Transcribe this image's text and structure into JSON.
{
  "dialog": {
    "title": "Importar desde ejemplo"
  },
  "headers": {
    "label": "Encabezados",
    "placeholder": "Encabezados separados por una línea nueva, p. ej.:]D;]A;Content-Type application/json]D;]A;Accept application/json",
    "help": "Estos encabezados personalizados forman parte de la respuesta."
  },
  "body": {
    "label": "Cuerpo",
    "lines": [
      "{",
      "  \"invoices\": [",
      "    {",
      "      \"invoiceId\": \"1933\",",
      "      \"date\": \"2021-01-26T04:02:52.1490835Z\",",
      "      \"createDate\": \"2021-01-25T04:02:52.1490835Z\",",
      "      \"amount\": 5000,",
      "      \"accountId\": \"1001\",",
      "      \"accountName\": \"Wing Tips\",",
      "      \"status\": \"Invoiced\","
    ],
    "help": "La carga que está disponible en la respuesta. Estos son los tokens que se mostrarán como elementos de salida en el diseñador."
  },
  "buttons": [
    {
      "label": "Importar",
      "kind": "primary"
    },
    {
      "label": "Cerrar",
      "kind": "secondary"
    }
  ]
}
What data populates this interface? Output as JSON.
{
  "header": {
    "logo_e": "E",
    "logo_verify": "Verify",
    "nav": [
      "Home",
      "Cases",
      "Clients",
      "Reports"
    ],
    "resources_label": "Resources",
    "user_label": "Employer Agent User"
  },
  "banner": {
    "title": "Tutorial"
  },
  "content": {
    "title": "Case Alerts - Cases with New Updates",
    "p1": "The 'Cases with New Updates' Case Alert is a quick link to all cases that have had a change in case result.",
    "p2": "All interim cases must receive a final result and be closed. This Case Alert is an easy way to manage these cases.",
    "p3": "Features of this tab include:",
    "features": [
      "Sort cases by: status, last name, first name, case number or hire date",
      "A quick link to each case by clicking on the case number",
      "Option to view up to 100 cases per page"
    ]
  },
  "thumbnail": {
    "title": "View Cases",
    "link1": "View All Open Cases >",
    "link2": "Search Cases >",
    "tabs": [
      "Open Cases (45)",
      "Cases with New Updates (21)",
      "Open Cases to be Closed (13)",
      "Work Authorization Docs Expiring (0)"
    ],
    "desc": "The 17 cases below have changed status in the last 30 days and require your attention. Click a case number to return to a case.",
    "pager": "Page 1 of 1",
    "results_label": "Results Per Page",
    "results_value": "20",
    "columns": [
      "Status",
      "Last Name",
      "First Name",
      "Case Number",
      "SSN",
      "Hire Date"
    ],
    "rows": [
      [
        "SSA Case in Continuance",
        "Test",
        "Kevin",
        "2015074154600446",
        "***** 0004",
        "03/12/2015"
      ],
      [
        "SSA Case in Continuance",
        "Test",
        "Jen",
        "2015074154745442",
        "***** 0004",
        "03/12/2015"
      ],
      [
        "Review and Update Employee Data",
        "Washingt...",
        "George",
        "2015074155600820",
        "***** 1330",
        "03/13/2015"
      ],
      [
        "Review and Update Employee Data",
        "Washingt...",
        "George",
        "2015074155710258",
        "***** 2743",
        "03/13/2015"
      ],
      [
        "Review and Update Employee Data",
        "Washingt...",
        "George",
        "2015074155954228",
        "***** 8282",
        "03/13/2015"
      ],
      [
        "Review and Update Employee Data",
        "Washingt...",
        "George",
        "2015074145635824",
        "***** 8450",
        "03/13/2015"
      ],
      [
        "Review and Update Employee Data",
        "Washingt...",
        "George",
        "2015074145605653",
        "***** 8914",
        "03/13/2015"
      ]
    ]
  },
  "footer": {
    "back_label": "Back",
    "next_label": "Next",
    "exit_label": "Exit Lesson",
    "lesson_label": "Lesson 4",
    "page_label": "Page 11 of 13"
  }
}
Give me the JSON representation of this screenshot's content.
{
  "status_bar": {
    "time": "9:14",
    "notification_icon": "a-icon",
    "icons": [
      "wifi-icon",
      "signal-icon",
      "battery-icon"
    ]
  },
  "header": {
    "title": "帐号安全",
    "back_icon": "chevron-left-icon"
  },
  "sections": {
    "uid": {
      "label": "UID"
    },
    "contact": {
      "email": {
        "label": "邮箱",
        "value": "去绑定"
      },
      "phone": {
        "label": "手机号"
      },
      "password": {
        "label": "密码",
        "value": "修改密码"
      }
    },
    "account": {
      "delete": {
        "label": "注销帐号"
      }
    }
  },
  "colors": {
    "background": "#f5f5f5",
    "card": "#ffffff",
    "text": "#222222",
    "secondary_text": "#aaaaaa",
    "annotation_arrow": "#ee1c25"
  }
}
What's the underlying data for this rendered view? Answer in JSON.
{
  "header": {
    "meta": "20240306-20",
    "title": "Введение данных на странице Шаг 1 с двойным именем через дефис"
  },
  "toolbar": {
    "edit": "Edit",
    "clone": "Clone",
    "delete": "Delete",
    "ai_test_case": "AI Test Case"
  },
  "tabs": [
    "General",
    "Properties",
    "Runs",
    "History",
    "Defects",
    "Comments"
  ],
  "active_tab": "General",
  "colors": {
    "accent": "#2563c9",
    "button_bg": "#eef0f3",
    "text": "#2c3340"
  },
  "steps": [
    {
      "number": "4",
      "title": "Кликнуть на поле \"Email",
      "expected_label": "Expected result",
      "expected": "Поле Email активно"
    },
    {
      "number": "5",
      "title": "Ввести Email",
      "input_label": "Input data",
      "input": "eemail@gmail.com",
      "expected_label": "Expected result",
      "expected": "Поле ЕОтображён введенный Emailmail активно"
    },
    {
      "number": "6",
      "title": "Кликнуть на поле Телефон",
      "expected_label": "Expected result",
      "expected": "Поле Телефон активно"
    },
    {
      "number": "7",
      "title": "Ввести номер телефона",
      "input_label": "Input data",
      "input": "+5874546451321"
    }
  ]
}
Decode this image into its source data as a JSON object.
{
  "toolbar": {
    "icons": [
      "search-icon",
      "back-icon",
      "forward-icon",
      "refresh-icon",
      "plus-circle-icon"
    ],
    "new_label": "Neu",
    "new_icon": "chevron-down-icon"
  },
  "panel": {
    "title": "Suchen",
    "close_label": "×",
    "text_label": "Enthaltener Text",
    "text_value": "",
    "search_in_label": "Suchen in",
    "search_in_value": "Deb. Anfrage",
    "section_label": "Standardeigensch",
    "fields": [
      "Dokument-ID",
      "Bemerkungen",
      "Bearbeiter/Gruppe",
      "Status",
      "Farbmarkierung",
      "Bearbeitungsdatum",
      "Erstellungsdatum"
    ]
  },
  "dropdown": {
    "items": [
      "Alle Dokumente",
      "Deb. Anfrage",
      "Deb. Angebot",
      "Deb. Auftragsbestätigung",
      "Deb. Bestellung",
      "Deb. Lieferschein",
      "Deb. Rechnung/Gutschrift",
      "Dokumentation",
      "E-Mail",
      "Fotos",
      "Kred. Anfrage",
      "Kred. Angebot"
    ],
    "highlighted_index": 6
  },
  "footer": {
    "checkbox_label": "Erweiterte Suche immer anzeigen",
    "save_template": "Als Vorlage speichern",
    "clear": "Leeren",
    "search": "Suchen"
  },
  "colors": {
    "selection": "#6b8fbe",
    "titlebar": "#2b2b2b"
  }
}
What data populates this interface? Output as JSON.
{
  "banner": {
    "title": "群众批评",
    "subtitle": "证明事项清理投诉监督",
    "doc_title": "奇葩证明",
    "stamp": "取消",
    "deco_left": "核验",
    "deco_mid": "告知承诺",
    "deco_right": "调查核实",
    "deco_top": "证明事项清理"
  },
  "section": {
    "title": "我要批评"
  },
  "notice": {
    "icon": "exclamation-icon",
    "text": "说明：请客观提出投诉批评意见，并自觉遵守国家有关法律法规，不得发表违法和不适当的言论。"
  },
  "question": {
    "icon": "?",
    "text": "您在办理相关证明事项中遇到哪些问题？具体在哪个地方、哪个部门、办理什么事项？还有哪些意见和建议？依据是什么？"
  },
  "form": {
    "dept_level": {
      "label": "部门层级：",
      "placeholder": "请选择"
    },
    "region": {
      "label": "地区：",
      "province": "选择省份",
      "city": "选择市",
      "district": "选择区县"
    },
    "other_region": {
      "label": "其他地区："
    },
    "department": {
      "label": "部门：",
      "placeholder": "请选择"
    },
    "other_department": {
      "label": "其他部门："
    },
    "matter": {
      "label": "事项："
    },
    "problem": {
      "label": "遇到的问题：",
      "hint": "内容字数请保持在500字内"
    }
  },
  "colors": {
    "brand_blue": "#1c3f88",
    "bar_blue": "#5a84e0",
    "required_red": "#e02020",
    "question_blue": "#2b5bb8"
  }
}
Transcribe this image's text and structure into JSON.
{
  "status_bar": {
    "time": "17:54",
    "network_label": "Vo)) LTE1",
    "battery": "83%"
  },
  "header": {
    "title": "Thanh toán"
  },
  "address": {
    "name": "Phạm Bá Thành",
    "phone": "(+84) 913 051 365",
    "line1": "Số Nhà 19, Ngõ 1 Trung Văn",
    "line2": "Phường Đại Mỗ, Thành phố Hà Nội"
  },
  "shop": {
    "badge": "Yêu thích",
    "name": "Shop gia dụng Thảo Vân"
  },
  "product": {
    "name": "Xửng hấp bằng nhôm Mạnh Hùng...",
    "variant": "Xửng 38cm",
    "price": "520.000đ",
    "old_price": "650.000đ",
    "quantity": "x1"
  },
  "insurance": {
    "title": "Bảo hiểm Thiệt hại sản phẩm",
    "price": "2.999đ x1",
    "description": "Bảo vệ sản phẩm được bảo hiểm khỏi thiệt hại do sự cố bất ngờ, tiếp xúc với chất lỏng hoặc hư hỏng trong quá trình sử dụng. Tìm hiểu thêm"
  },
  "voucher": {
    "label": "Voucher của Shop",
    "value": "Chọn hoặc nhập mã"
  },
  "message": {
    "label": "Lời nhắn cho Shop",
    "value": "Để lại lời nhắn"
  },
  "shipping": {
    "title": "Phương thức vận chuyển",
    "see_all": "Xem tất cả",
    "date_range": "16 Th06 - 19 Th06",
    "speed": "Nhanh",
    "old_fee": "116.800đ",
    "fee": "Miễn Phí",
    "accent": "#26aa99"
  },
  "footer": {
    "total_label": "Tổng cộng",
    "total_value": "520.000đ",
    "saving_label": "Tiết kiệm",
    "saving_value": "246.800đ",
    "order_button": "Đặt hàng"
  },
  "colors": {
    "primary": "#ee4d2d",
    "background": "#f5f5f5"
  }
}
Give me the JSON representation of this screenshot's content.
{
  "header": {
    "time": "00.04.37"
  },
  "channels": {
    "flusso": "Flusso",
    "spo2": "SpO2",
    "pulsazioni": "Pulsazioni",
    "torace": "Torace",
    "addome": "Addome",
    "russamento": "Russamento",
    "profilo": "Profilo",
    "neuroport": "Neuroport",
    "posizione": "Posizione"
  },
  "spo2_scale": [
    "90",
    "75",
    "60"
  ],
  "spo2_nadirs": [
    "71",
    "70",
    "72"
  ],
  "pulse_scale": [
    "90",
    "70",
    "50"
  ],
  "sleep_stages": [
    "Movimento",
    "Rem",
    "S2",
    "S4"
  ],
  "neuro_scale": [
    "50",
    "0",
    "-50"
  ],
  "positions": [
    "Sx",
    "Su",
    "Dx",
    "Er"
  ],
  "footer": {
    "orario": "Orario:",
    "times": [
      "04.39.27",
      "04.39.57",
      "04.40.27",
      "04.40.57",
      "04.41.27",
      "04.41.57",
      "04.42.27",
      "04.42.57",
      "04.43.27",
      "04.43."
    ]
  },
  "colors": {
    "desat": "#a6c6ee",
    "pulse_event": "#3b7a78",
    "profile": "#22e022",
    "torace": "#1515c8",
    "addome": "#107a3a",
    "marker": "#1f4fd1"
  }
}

**Instructions for the task:** How many lines of these entries contain the string "Open"? Reply with the number alone.

**Written response:** 3